*Figure data in JSON*.
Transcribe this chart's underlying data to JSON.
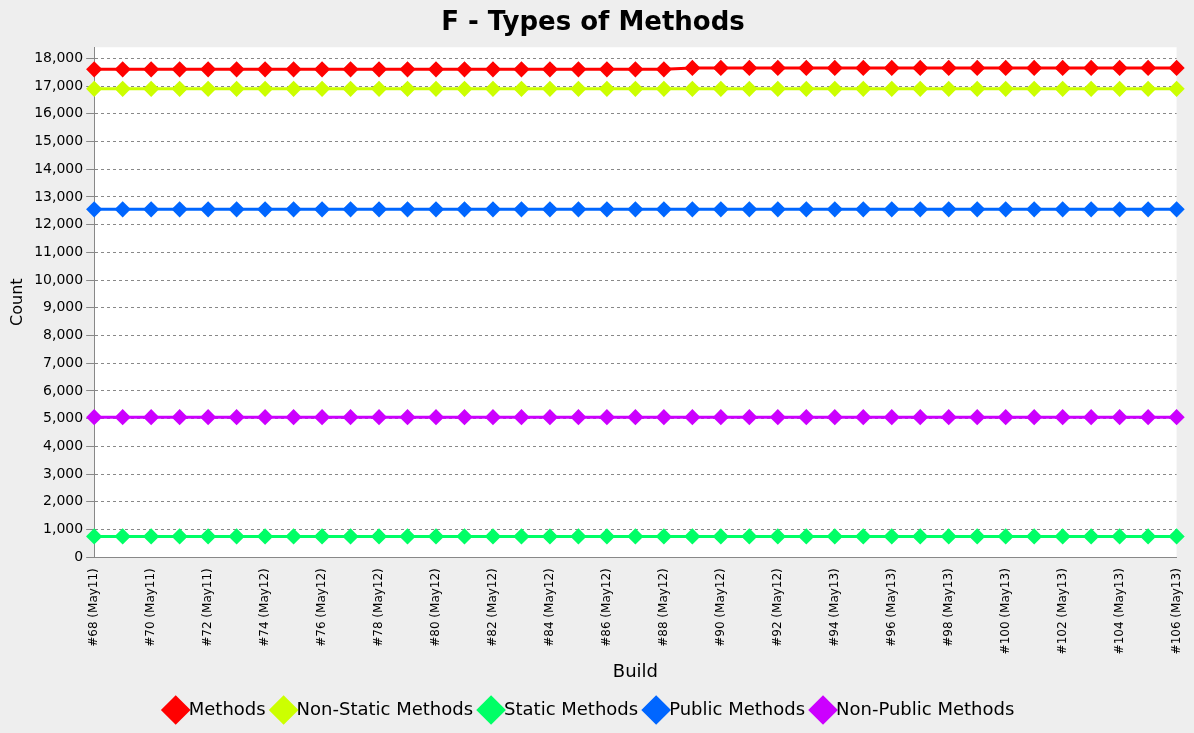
{
  "chart_data": {
    "type": "line",
    "title": "F - Types of Methods",
    "xlabel": "Build",
    "ylabel": "Count",
    "categories": [
      "#68 (May11)",
      null,
      "#70 (May11)",
      null,
      "#72 (May11)",
      null,
      "#74 (May12)",
      null,
      "#76 (May12)",
      null,
      "#78 (May12)",
      null,
      "#80 (May12)",
      null,
      "#82 (May12)",
      null,
      "#84 (May12)",
      null,
      "#86 (May12)",
      null,
      "#88 (May12)",
      null,
      "#90 (May12)",
      null,
      "#92 (May12)",
      null,
      "#94 (May13)",
      null,
      "#96 (May13)",
      null,
      "#98 (May13)",
      null,
      "#100 (May13)",
      null,
      "#102 (May13)",
      null,
      "#104 (May13)",
      null,
      "#106 (May13)"
    ],
    "series": [
      {
        "name": "Methods",
        "color": "#ff0000",
        "values": [
          17600,
          17600,
          17600,
          17600,
          17600,
          17600,
          17600,
          17600,
          17600,
          17600,
          17600,
          17600,
          17600,
          17600,
          17600,
          17600,
          17600,
          17600,
          17600,
          17600,
          17600,
          17650,
          17650,
          17650,
          17650,
          17650,
          17650,
          17650,
          17650,
          17650,
          17650,
          17650,
          17650,
          17650,
          17650,
          17650,
          17650,
          17650,
          17650
        ]
      },
      {
        "name": "Non-Static Methods",
        "color": "#ccff00",
        "values": [
          16900,
          16900,
          16900,
          16900,
          16900,
          16900,
          16900,
          16900,
          16900,
          16900,
          16900,
          16900,
          16900,
          16900,
          16900,
          16900,
          16900,
          16900,
          16900,
          16900,
          16900,
          16900,
          16900,
          16900,
          16900,
          16900,
          16900,
          16900,
          16900,
          16900,
          16900,
          16900,
          16900,
          16900,
          16900,
          16900,
          16900,
          16900,
          16900
        ]
      },
      {
        "name": "Static Methods",
        "color": "#00ff66",
        "values": [
          750,
          750,
          750,
          750,
          750,
          750,
          750,
          750,
          750,
          750,
          750,
          750,
          750,
          750,
          750,
          750,
          750,
          750,
          750,
          750,
          750,
          750,
          750,
          750,
          750,
          750,
          750,
          750,
          750,
          750,
          750,
          750,
          750,
          750,
          750,
          750,
          750,
          750,
          750
        ]
      },
      {
        "name": "Public Methods",
        "color": "#0066ff",
        "values": [
          12550,
          12550,
          12550,
          12550,
          12550,
          12550,
          12550,
          12550,
          12550,
          12550,
          12550,
          12550,
          12550,
          12550,
          12550,
          12550,
          12550,
          12550,
          12550,
          12550,
          12550,
          12550,
          12550,
          12550,
          12550,
          12550,
          12550,
          12550,
          12550,
          12550,
          12550,
          12550,
          12550,
          12550,
          12550,
          12550,
          12550,
          12550,
          12550
        ]
      },
      {
        "name": "Non-Public Methods",
        "color": "#cc00ff",
        "values": [
          5050,
          5050,
          5050,
          5050,
          5050,
          5050,
          5050,
          5050,
          5050,
          5050,
          5050,
          5050,
          5050,
          5050,
          5050,
          5050,
          5050,
          5050,
          5050,
          5050,
          5050,
          5050,
          5050,
          5050,
          5050,
          5050,
          5050,
          5050,
          5050,
          5050,
          5050,
          5050,
          5050,
          5050,
          5050,
          5050,
          5050,
          5050,
          5050
        ]
      }
    ],
    "ylim": [
      0,
      18400
    ],
    "yticks": [
      {
        "value": 0,
        "label": "0"
      },
      {
        "value": 1000,
        "label": "1,000"
      },
      {
        "value": 2000,
        "label": "2,000"
      },
      {
        "value": 3000,
        "label": "3,000"
      },
      {
        "value": 4000,
        "label": "4,000"
      },
      {
        "value": 5000,
        "label": "5,000"
      },
      {
        "value": 6000,
        "label": "6,000"
      },
      {
        "value": 7000,
        "label": "7,000"
      },
      {
        "value": 8000,
        "label": "8,000"
      },
      {
        "value": 9000,
        "label": "9,000"
      },
      {
        "value": 10000,
        "label": "10,000"
      },
      {
        "value": 11000,
        "label": "11,000"
      },
      {
        "value": 12000,
        "label": "12,000"
      },
      {
        "value": 13000,
        "label": "13,000"
      },
      {
        "value": 14000,
        "label": "14,000"
      },
      {
        "value": 15000,
        "label": "15,000"
      },
      {
        "value": 16000,
        "label": "16,000"
      },
      {
        "value": 17000,
        "label": "17,000"
      },
      {
        "value": 18000,
        "label": "18,000"
      }
    ],
    "grid": "y",
    "legend": "bottom",
    "marker": "diamond",
    "line_style": "solid"
  }
}
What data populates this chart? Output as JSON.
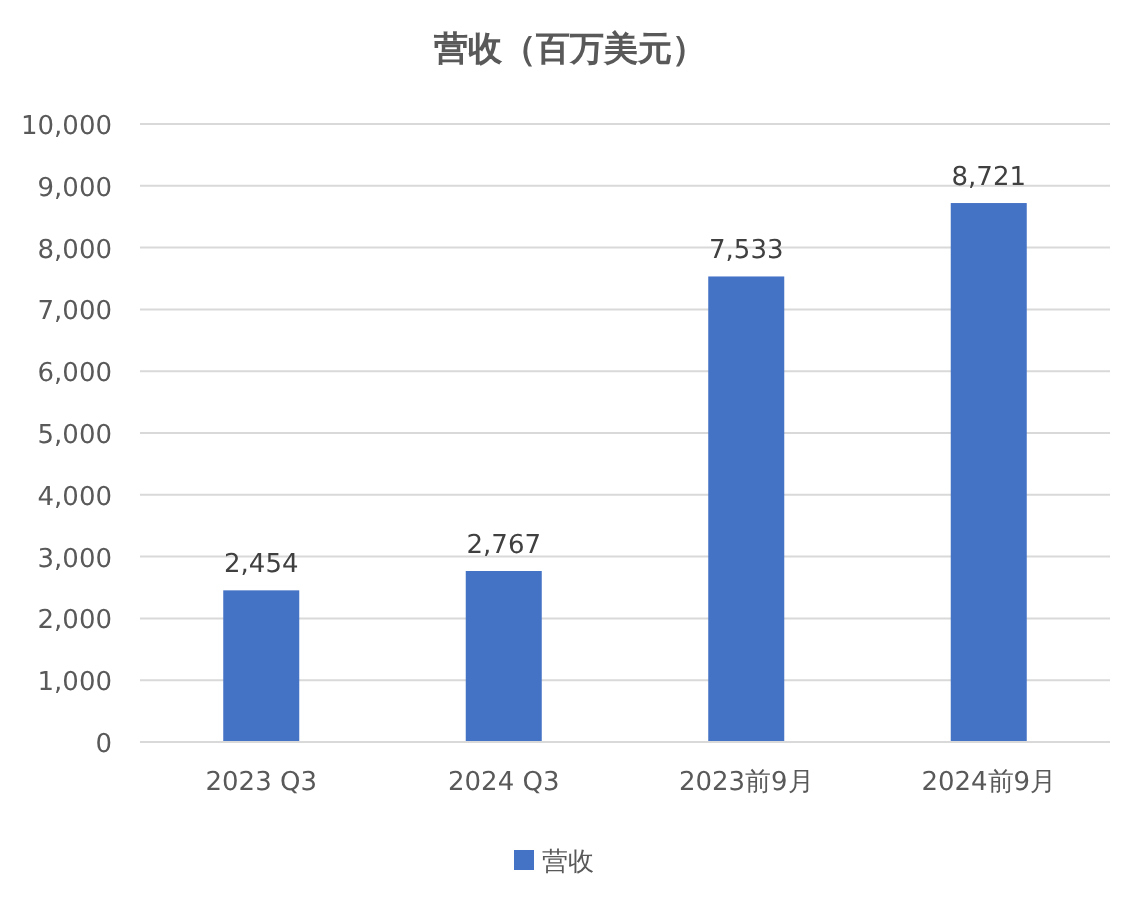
{
  "chart_data": {
    "type": "bar",
    "title": "营收（百万美元）",
    "categories": [
      "2023 Q3",
      "2024 Q3",
      "2023前9月",
      "2024前9月"
    ],
    "series": [
      {
        "name": "营收",
        "color": "#4472c4",
        "values": [
          2454,
          2767,
          7533,
          8721
        ],
        "value_labels": [
          "2,454",
          "2,767",
          "7,533",
          "8,721"
        ]
      }
    ],
    "ylim": [
      0,
      10000
    ],
    "yticks": [
      {
        "value": 0,
        "label": "0"
      },
      {
        "value": 1000,
        "label": "1,000"
      },
      {
        "value": 2000,
        "label": "2,000"
      },
      {
        "value": 3000,
        "label": "3,000"
      },
      {
        "value": 4000,
        "label": "4,000"
      },
      {
        "value": 5000,
        "label": "5,000"
      },
      {
        "value": 6000,
        "label": "6,000"
      },
      {
        "value": 7000,
        "label": "7,000"
      },
      {
        "value": 8000,
        "label": "8,000"
      },
      {
        "value": 9000,
        "label": "9,000"
      },
      {
        "value": 10000,
        "label": "10,000"
      }
    ],
    "grid": "y",
    "legend": "bottom"
  }
}
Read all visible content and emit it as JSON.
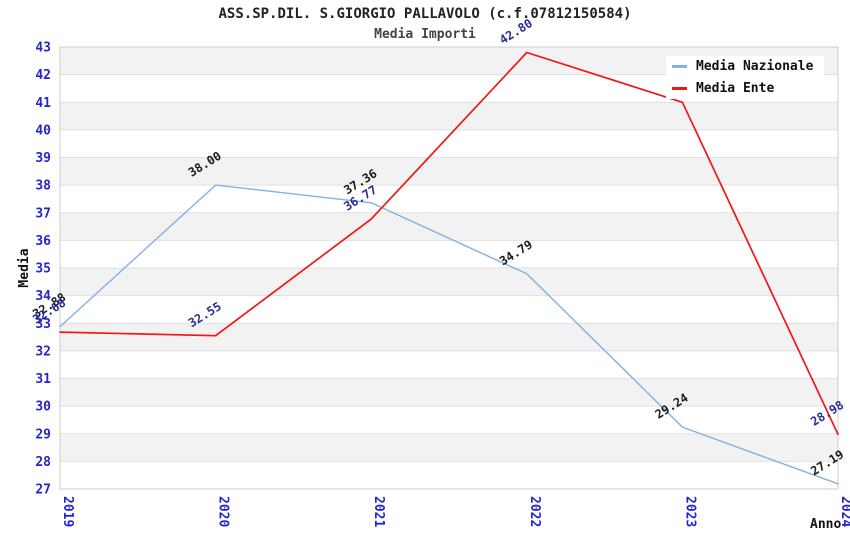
{
  "header": {
    "title": "ASS.SP.DIL. S.GIORGIO PALLAVOLO (c.f.07812150584)",
    "subtitle": "Media Importi"
  },
  "chart_data": {
    "type": "line",
    "title": "ASS.SP.DIL. S.GIORGIO PALLAVOLO (c.f.07812150584)",
    "subtitle": "Media Importi",
    "xlabel": "Anno",
    "ylabel": "Media",
    "categories": [
      "2019",
      "2020",
      "2021",
      "2022",
      "2023",
      "2024"
    ],
    "series": [
      {
        "name": "Media Nazionale",
        "color": "#7FB2E5",
        "values": [
          32.88,
          38.0,
          37.36,
          34.79,
          29.24,
          27.19
        ],
        "point_labels": [
          "32.88",
          "38.00",
          "37.36",
          "34.79",
          "29.24",
          "27.19"
        ],
        "label_color": "#1A1A1A",
        "stroke_width": 1.4
      },
      {
        "name": "Media Ente",
        "color": "#F21616",
        "values": [
          32.68,
          32.55,
          36.77,
          42.8,
          41.0,
          28.98
        ],
        "point_labels": [
          "32.68",
          "32.55",
          "36.77",
          "42.80",
          "",
          "28.98"
        ],
        "label_color": "#2B2B99",
        "stroke_width": 1.7
      }
    ],
    "ylim": [
      27,
      43
    ],
    "ytick_step": 1,
    "grid": true,
    "banded_background": true,
    "band_color": "#F2F2F2",
    "gridline_color": "#E0E0E0",
    "border_color": "#CCCCCC",
    "tick_label_color": "#2525CD",
    "legend_position": "top-right"
  },
  "legend": {
    "items": [
      {
        "label": "Media Nazionale",
        "color": "#7FB2E5"
      },
      {
        "label": "Media Ente",
        "color": "#F21616"
      }
    ]
  }
}
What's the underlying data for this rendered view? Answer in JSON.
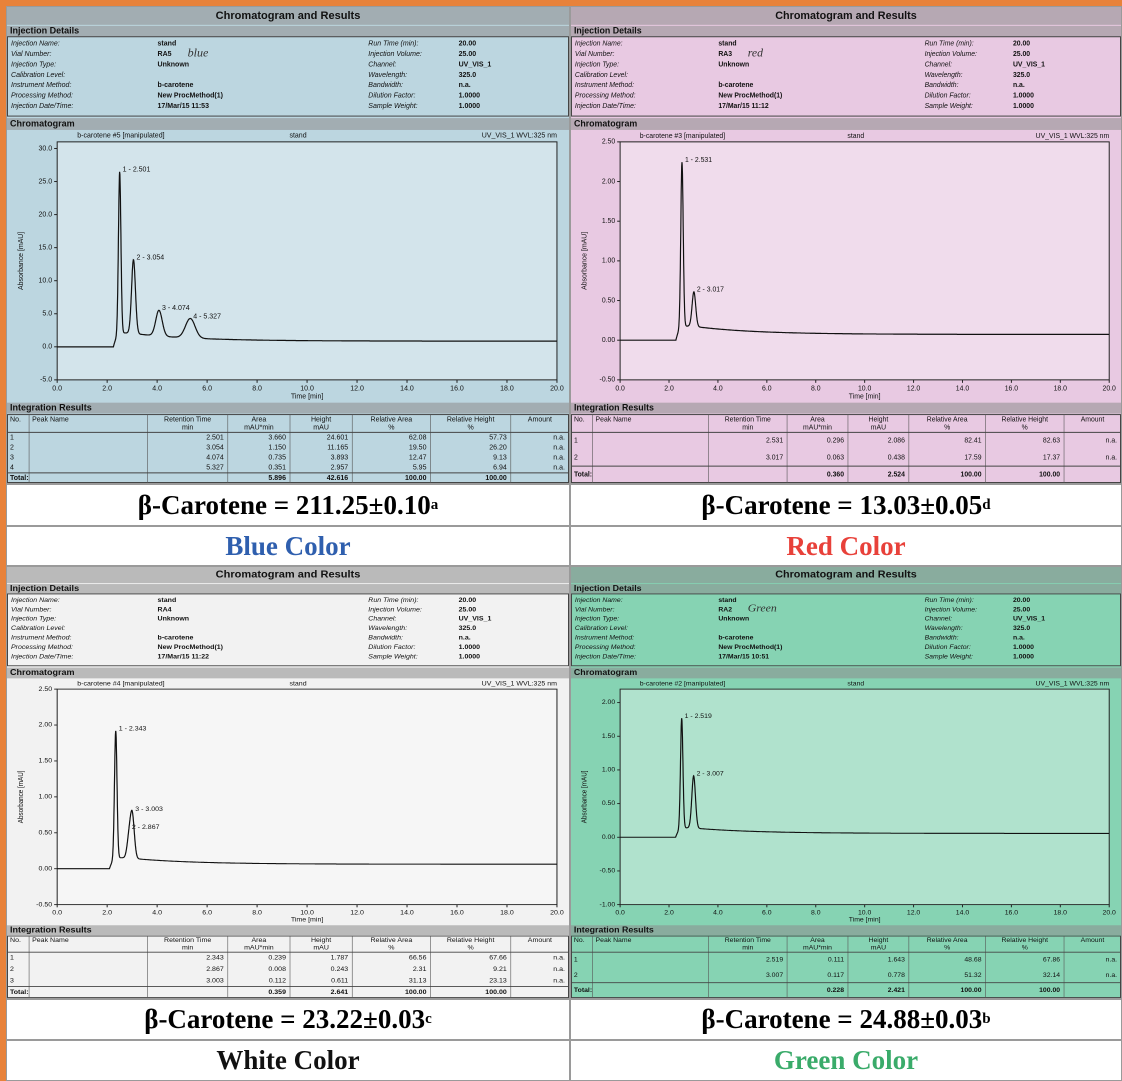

*Task prompt*. Reproduce the data verbatim. Do not carry any picture into the copy.

*Expected answer*.
Transcribe this chart's underlying data to JSON.
{
  "chart_data": {
    "type": "line",
    "title": "F - Types of Methods",
    "xlabel": "Build",
    "ylabel": "Count",
    "categories": [
      "#68 (May11)",
      null,
      "#70 (May11)",
      null,
      "#72 (May11)",
      null,
      "#74 (May12)",
      null,
      "#76 (May12)",
      null,
      "#78 (May12)",
      null,
      "#80 (May12)",
      null,
      "#82 (May12)",
      null,
      "#84 (May12)",
      null,
      "#86 (May12)",
      null,
      "#88 (May12)",
      null,
      "#90 (May12)",
      null,
      "#92 (May12)",
      null,
      "#94 (May13)",
      null,
      "#96 (May13)",
      null,
      "#98 (May13)",
      null,
      "#100 (May13)",
      null,
      "#102 (May13)",
      null,
      "#104 (May13)",
      null,
      "#106 (May13)"
    ],
    "series": [
      {
        "name": "Methods",
        "color": "#ff0000",
        "values": [
          17600,
          17600,
          17600,
          17600,
          17600,
          17600,
          17600,
          17600,
          17600,
          17600,
          17600,
          17600,
          17600,
          17600,
          17600,
          17600,
          17600,
          17600,
          17600,
          17600,
          17600,
          17650,
          17650,
          17650,
          17650,
          17650,
          17650,
          17650,
          17650,
          17650,
          17650,
          17650,
          17650,
          17650,
          17650,
          17650,
          17650,
          17650,
          17650
        ]
      },
      {
        "name": "Non-Static Methods",
        "color": "#ccff00",
        "values": [
          16900,
          16900,
          16900,
          16900,
          16900,
          16900,
          16900,
          16900,
          16900,
          16900,
          16900,
          16900,
          16900,
          16900,
          16900,
          16900,
          16900,
          16900,
          16900,
          16900,
          16900,
          16900,
          16900,
          16900,
          16900,
          16900,
          16900,
          16900,
          16900,
          16900,
          16900,
          16900,
          16900,
          16900,
          16900,
          16900,
          16900,
          16900,
          16900
        ]
      },
      {
        "name": "Static Methods",
        "color": "#00ff66",
        "values": [
          750,
          750,
          750,
          750,
          750,
          750,
          750,
          750,
          750,
          750,
          750,
          750,
          750,
          750,
          750,
          750,
          750,
          750,
          750,
          750,
          750,
          750,
          750,
          750,
          750,
          750,
          750,
          750,
          750,
          750,
          750,
          750,
          750,
          750,
          750,
          750,
          750,
          750,
          750
        ]
      },
      {
        "name": "Public Methods",
        "color": "#0066ff",
        "values": [
          12550,
          12550,
          12550,
          12550,
          12550,
          12550,
          12550,
          12550,
          12550,
          12550,
          12550,
          12550,
          12550,
          12550,
          12550,
          12550,
          12550,
          12550,
          12550,
          12550,
          12550,
          12550,
          12550,
          12550,
          12550,
          12550,
          12550,
          12550,
          12550,
          12550,
          12550,
          12550,
          12550,
          12550,
          12550,
          12550,
          12550,
          12550,
          12550
        ]
      },
      {
        "name": "Non-Public Methods",
        "color": "#cc00ff",
        "values": [
          5050,
          5050,
          5050,
          5050,
          5050,
          5050,
          5050,
          5050,
          5050,
          5050,
          5050,
          5050,
          5050,
          5050,
          5050,
          5050,
          5050,
          5050,
          5050,
          5050,
          5050,
          5050,
          5050,
          5050,
          5050,
          5050,
          5050,
          5050,
          5050,
          5050,
          5050,
          5050,
          5050,
          5050,
          5050,
          5050,
          5050,
          5050,
          5050
        ]
      }
    ],
    "ylim": [
      0,
      18400
    ],
    "yticks": [
      {
        "value": 0,
        "label": "0"
      },
      {
        "value": 1000,
        "label": "1,000"
      },
      {
        "value": 2000,
        "label": "2,000"
      },
      {
        "value": 3000,
        "label": "3,000"
      },
      {
        "value": 4000,
        "label": "4,000"
      },
      {
        "value": 5000,
        "label": "5,000"
      },
      {
        "value": 6000,
        "label": "6,000"
      },
      {
        "value": 7000,
        "label": "7,000"
      },
      {
        "value": 8000,
        "label": "8,000"
      },
      {
        "value": 9000,
        "label": "9,000"
      },
      {
        "value": 10000,
        "label": "10,000"
      },
      {
        "value": 11000,
        "label": "11,000"
      },
      {
        "value": 12000,
        "label": "12,000"
      },
      {
        "value": 13000,
        "label": "13,000"
      },
      {
        "value": 14000,
        "label": "14,000"
      },
      {
        "value": 15000,
        "label": "15,000"
      },
      {
        "value": 16000,
        "label": "16,000"
      },
      {
        "value": 17000,
        "label": "17,000"
      },
      {
        "value": 18000,
        "label": "18,000"
      }
    ],
    "grid": "y",
    "legend": "bottom",
    "marker": "diamond",
    "line_style": "solid"
  }
}
What data populates this chart? Output as JSON.
{
  "chart_data": {
    "type": "bar",
    "title": "营收（百万美元）",
    "categories": [
      "2023 Q3",
      "2024 Q3",
      "2023前9月",
      "2024前9月"
    ],
    "series": [
      {
        "name": "营收",
        "color": "#4472c4",
        "values": [
          2454,
          2767,
          7533,
          8721
        ],
        "value_labels": [
          "2,454",
          "2,767",
          "7,533",
          "8,721"
        ]
      }
    ],
    "ylim": [
      0,
      10000
    ],
    "yticks": [
      {
        "value": 0,
        "label": "0"
      },
      {
        "value": 1000,
        "label": "1,000"
      },
      {
        "value": 2000,
        "label": "2,000"
      },
      {
        "value": 3000,
        "label": "3,000"
      },
      {
        "value": 4000,
        "label": "4,000"
      },
      {
        "value": 5000,
        "label": "5,000"
      },
      {
        "value": 6000,
        "label": "6,000"
      },
      {
        "value": 7000,
        "label": "7,000"
      },
      {
        "value": 8000,
        "label": "8,000"
      },
      {
        "value": 9000,
        "label": "9,000"
      },
      {
        "value": 10000,
        "label": "10,000"
      }
    ],
    "grid": "y",
    "legend": "bottom"
  }
}
Read all visible content and emit it as JSON.
{
  "header": {
    "title": "ASS.SP.DIL. S.GIORGIO PALLAVOLO (c.f.07812150584)",
    "subtitle": "Media Importi"
  },
  "chart_data": {
    "type": "line",
    "title": "ASS.SP.DIL. S.GIORGIO PALLAVOLO (c.f.07812150584)",
    "subtitle": "Media Importi",
    "xlabel": "Anno",
    "ylabel": "Media",
    "categories": [
      "2019",
      "2020",
      "2021",
      "2022",
      "2023",
      "2024"
    ],
    "series": [
      {
        "name": "Media Nazionale",
        "color": "#7FB2E5",
        "values": [
          32.88,
          38.0,
          37.36,
          34.79,
          29.24,
          27.19
        ],
        "point_labels": [
          "32.88",
          "38.00",
          "37.36",
          "34.79",
          "29.24",
          "27.19"
        ],
        "label_color": "#1A1A1A",
        "stroke_width": 1.4
      },
      {
        "name": "Media Ente",
        "color": "#F21616",
        "values": [
          32.68,
          32.55,
          36.77,
          42.8,
          41.0,
          28.98
        ],
        "point_labels": [
          "32.68",
          "32.55",
          "36.77",
          "42.80",
          "",
          "28.98"
        ],
        "label_color": "#2B2B99",
        "stroke_width": 1.7
      }
    ],
    "ylim": [
      27,
      43
    ],
    "ytick_step": 1,
    "grid": true,
    "banded_background": true,
    "band_color": "#F2F2F2",
    "gridline_color": "#E0E0E0",
    "border_color": "#CCCCCC",
    "tick_label_color": "#2525CD",
    "legend_position": "top-right"
  },
  "legend": {
    "items": [
      {
        "label": "Media Nazionale",
        "color": "#7FB2E5"
      },
      {
        "label": "Media Ente",
        "color": "#F21616"
      }
    ]
  }
}
What's the underlying data for this rendered view? Answer in JSON.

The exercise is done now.